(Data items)
-=-=-

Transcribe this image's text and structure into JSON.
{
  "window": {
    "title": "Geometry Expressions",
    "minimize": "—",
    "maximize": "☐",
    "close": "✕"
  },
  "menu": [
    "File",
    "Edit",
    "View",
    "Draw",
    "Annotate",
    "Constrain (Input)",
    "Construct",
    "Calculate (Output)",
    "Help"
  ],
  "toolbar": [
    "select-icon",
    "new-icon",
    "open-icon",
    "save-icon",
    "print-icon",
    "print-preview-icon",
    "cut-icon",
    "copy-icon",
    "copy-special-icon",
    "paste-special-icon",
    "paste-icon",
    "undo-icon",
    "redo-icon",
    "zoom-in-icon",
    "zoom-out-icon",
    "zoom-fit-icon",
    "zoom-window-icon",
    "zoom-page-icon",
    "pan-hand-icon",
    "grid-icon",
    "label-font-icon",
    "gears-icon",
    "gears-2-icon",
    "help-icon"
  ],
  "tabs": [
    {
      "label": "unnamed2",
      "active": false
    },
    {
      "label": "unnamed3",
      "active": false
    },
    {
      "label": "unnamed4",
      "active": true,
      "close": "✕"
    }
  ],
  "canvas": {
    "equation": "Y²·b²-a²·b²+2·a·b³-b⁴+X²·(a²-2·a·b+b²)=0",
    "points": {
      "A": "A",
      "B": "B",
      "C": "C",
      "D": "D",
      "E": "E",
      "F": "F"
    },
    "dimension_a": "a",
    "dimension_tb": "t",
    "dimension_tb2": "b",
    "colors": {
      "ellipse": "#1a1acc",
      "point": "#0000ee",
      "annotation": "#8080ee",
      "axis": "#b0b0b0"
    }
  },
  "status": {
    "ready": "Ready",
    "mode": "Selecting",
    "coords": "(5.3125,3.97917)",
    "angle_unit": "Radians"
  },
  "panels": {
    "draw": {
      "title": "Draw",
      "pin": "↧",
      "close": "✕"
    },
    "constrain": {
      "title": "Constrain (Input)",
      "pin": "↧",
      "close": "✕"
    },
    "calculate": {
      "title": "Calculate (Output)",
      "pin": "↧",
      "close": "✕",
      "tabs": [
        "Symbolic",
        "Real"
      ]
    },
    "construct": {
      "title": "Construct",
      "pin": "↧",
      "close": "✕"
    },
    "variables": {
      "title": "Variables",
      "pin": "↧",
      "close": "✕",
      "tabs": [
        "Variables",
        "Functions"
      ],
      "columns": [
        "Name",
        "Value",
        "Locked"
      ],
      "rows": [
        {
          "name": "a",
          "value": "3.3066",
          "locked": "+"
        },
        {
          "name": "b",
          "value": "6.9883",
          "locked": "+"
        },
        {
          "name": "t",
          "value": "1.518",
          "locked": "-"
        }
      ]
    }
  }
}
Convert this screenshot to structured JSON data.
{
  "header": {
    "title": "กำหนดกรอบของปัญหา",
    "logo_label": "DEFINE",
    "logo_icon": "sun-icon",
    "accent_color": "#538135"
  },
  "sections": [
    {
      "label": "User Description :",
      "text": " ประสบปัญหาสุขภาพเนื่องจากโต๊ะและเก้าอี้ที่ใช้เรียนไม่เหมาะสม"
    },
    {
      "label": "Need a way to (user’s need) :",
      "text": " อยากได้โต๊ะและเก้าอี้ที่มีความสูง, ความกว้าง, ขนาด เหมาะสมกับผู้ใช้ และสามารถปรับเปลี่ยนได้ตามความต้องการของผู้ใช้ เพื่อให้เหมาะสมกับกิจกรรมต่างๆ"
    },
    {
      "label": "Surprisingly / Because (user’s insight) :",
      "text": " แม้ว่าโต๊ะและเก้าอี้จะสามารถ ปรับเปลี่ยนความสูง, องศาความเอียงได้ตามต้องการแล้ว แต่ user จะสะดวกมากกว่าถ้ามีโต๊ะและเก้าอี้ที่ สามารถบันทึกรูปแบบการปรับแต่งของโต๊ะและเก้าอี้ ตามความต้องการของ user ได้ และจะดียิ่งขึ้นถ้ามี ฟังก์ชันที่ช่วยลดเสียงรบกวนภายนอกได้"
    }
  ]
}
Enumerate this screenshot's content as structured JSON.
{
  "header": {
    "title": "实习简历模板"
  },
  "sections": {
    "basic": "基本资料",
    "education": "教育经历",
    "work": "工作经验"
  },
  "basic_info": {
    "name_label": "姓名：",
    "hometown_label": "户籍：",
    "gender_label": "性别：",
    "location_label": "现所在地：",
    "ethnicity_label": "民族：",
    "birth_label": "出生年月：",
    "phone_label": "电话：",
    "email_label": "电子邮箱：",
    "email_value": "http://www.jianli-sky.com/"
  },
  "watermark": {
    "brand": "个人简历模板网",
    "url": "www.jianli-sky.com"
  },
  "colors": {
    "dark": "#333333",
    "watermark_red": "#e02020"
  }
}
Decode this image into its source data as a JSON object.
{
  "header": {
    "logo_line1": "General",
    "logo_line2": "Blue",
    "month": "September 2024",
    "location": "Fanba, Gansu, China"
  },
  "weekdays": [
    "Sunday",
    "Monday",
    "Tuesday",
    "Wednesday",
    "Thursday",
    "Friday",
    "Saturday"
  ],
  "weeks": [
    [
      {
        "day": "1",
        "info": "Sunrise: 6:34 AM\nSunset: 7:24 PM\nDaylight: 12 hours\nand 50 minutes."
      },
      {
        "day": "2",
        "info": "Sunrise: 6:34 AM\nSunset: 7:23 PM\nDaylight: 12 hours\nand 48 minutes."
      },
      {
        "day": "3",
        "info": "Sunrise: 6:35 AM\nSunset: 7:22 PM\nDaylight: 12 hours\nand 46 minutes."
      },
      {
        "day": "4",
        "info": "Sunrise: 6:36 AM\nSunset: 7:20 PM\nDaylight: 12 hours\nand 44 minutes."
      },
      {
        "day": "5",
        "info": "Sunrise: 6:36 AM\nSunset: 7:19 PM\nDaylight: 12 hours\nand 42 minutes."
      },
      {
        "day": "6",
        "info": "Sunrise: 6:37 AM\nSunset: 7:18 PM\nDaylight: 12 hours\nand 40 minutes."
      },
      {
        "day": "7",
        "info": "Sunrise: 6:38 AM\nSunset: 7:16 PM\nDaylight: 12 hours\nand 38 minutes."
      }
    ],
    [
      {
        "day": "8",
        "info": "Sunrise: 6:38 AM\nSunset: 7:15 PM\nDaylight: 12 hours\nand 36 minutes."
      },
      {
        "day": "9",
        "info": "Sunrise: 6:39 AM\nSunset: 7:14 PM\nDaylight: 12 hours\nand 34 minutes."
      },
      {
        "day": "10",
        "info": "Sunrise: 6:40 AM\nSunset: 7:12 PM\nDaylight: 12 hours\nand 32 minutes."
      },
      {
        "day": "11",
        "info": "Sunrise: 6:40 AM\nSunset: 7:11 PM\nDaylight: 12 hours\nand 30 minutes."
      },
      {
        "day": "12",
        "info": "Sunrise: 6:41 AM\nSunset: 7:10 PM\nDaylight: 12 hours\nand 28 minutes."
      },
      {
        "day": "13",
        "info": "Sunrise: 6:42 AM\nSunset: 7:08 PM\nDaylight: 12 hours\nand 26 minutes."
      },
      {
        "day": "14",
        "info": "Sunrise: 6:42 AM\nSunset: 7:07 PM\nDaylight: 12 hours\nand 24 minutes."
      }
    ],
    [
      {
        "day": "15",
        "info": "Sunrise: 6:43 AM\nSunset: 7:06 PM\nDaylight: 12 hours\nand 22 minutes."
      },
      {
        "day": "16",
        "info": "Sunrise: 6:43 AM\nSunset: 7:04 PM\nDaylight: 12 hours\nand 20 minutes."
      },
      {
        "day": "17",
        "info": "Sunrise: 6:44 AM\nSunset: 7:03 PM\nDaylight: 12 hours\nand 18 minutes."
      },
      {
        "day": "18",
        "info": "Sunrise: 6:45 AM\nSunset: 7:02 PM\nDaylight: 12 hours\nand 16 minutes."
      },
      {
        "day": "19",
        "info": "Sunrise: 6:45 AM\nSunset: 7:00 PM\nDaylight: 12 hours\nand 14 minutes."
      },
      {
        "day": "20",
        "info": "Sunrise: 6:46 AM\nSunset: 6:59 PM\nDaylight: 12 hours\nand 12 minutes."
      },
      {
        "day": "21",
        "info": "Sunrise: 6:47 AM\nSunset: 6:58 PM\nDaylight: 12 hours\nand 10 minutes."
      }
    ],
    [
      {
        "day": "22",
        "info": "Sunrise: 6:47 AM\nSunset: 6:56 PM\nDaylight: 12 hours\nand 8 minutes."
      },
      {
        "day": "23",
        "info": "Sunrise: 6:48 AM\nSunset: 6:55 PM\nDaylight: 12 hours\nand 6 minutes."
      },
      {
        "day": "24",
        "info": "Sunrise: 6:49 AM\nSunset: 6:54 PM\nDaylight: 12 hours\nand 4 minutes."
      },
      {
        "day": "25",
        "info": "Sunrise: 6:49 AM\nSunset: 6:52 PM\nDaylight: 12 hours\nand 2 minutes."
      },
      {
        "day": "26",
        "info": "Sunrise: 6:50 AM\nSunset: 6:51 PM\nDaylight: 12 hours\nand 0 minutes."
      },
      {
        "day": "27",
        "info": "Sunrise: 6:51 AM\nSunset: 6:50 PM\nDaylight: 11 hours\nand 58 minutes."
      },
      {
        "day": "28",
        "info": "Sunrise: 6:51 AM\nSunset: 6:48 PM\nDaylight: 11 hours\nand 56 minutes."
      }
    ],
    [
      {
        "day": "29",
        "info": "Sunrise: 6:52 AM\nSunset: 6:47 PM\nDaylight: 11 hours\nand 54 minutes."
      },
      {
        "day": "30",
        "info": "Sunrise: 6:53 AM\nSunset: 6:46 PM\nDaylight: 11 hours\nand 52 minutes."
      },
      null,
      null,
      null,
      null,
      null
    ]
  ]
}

-=-=-

» **PROMPT**
Search the data for the string "special". List each line that has it.

» **RESPONSE TO THE TASK**
    "copy-special-icon",
    "paste-special-icon",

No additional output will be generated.